>> BEGIN AVAILABLE DATA

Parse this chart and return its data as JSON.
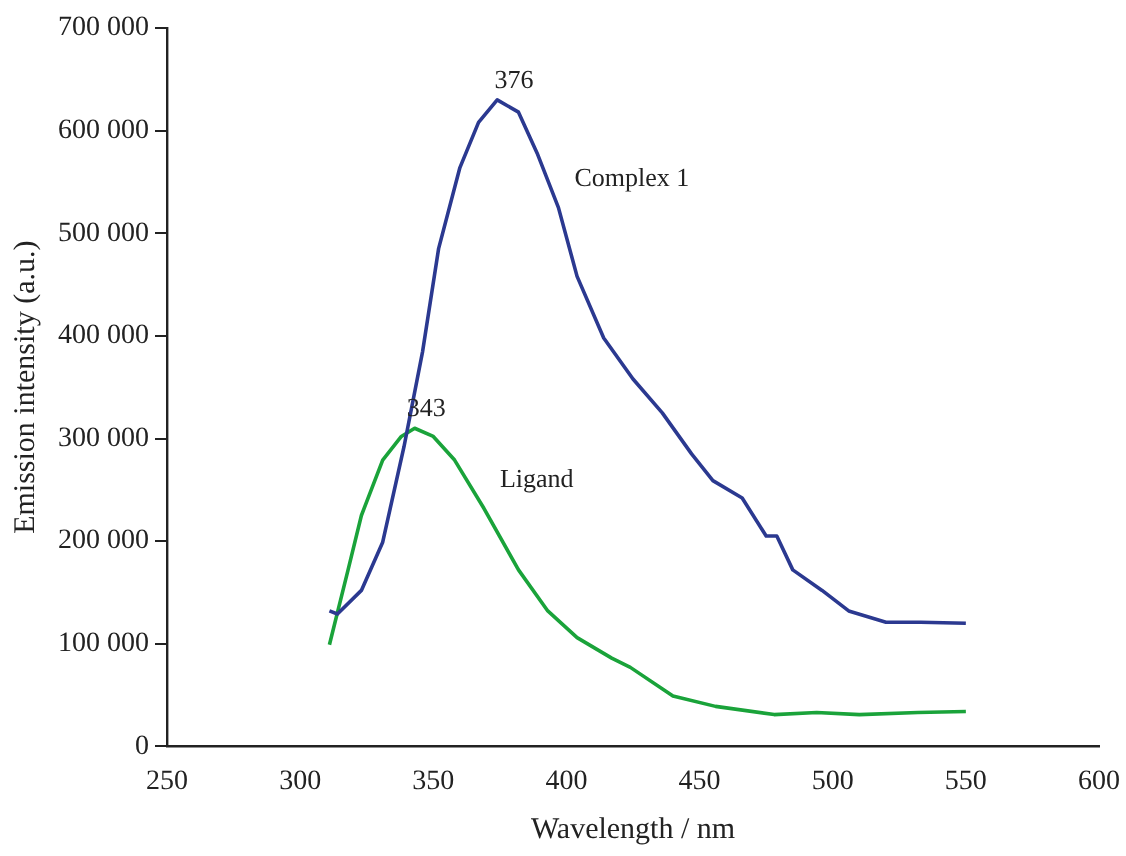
{
  "chart_data": {
    "type": "line",
    "xlabel": "Wavelength / nm",
    "ylabel": "Emission intensity (a.u.)",
    "xlim": [
      250,
      600
    ],
    "xticks": [
      250,
      300,
      350,
      400,
      450,
      500,
      550,
      600
    ],
    "ylim": [
      0,
      700000
    ],
    "yticks": [
      {
        "value": 0,
        "label": "0"
      },
      {
        "value": 100000,
        "label": "100 000"
      },
      {
        "value": 200000,
        "label": "200 000"
      },
      {
        "value": 300000,
        "label": "300 000"
      },
      {
        "value": 400000,
        "label": "400 000"
      },
      {
        "value": 500000,
        "label": "500 000"
      },
      {
        "value": 600000,
        "label": "600 000"
      },
      {
        "value": 700000,
        "label": "700 000"
      }
    ],
    "grid": false,
    "legend": false,
    "marker": "none",
    "line_style": "solid",
    "series": [
      {
        "name": "Complex 1",
        "color": "#2b3990",
        "x": [
          311,
          314,
          323,
          331,
          339,
          346,
          352,
          360,
          367,
          374,
          382,
          389,
          397,
          404,
          414,
          425,
          436,
          447,
          455,
          466,
          475,
          479,
          485,
          496,
          506,
          520,
          533,
          550
        ],
        "values": [
          132000,
          129000,
          152000,
          199000,
          292000,
          385000,
          485000,
          564000,
          608000,
          630000,
          618000,
          578000,
          525000,
          458000,
          398000,
          358000,
          325000,
          285000,
          259000,
          242000,
          205000,
          205000,
          172000,
          152000,
          132000,
          121000,
          121000,
          120000
        ]
      },
      {
        "name": "Ligand",
        "color": "#1aa33a",
        "x": [
          311,
          318,
          323,
          331,
          338,
          343,
          350,
          358,
          369,
          382,
          393,
          404,
          417,
          424,
          440,
          456,
          478,
          494,
          510,
          532,
          550
        ],
        "values": [
          99000,
          172000,
          225000,
          279000,
          302000,
          310000,
          302000,
          279000,
          232000,
          172000,
          132000,
          106000,
          86000,
          77000,
          49000,
          39000,
          31000,
          33000,
          31000,
          33000,
          34000
        ]
      }
    ],
    "annotations": [
      {
        "text": "376",
        "x": 376,
        "y": 630000
      },
      {
        "text": "343",
        "x": 343,
        "y": 310000
      }
    ]
  }
}
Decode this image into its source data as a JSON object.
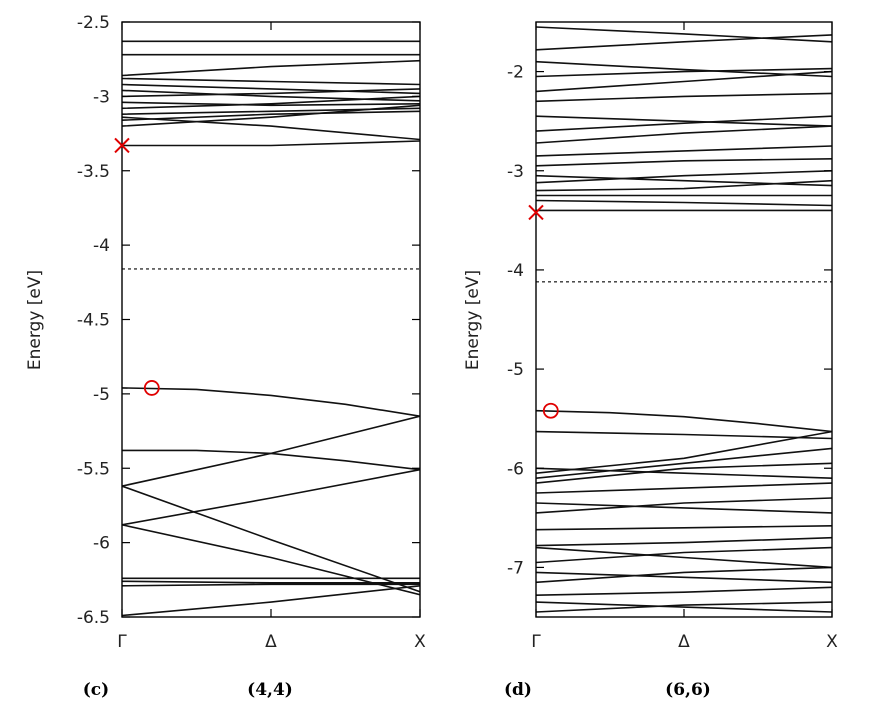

>> END AVAILABLE DATA

• GIVEN PROBLEM: Print out the material word for word, omitting the pictures.

• RESPONSE:
Parse this chart and return its data as JSON.
{
  "chart_data": {
    "type": "line",
    "xlabel": "Wavelength / nm",
    "ylabel": "Emission intensity (a.u.)",
    "xlim": [
      250,
      600
    ],
    "xticks": [
      250,
      300,
      350,
      400,
      450,
      500,
      550,
      600
    ],
    "ylim": [
      0,
      700000
    ],
    "yticks": [
      {
        "value": 0,
        "label": "0"
      },
      {
        "value": 100000,
        "label": "100 000"
      },
      {
        "value": 200000,
        "label": "200 000"
      },
      {
        "value": 300000,
        "label": "300 000"
      },
      {
        "value": 400000,
        "label": "400 000"
      },
      {
        "value": 500000,
        "label": "500 000"
      },
      {
        "value": 600000,
        "label": "600 000"
      },
      {
        "value": 700000,
        "label": "700 000"
      }
    ],
    "grid": false,
    "legend": false,
    "marker": "none",
    "line_style": "solid",
    "series": [
      {
        "name": "Complex 1",
        "color": "#2b3990",
        "x": [
          311,
          314,
          323,
          331,
          339,
          346,
          352,
          360,
          367,
          374,
          382,
          389,
          397,
          404,
          414,
          425,
          436,
          447,
          455,
          466,
          475,
          479,
          485,
          496,
          506,
          520,
          533,
          550
        ],
        "values": [
          132000,
          129000,
          152000,
          199000,
          292000,
          385000,
          485000,
          564000,
          608000,
          630000,
          618000,
          578000,
          525000,
          458000,
          398000,
          358000,
          325000,
          285000,
          259000,
          242000,
          205000,
          205000,
          172000,
          152000,
          132000,
          121000,
          121000,
          120000
        ]
      },
      {
        "name": "Ligand",
        "color": "#1aa33a",
        "x": [
          311,
          318,
          323,
          331,
          338,
          343,
          350,
          358,
          369,
          382,
          393,
          404,
          417,
          424,
          440,
          456,
          478,
          494,
          510,
          532,
          550
        ],
        "values": [
          99000,
          172000,
          225000,
          279000,
          302000,
          310000,
          302000,
          279000,
          232000,
          172000,
          132000,
          106000,
          86000,
          77000,
          49000,
          39000,
          31000,
          33000,
          31000,
          33000,
          34000
        ]
      }
    ],
    "annotations": [
      {
        "text": "376",
        "x": 376,
        "y": 630000
      },
      {
        "text": "343",
        "x": 343,
        "y": 310000
      }
    ]
  }
}
Decode this image into its source data as a JSON object.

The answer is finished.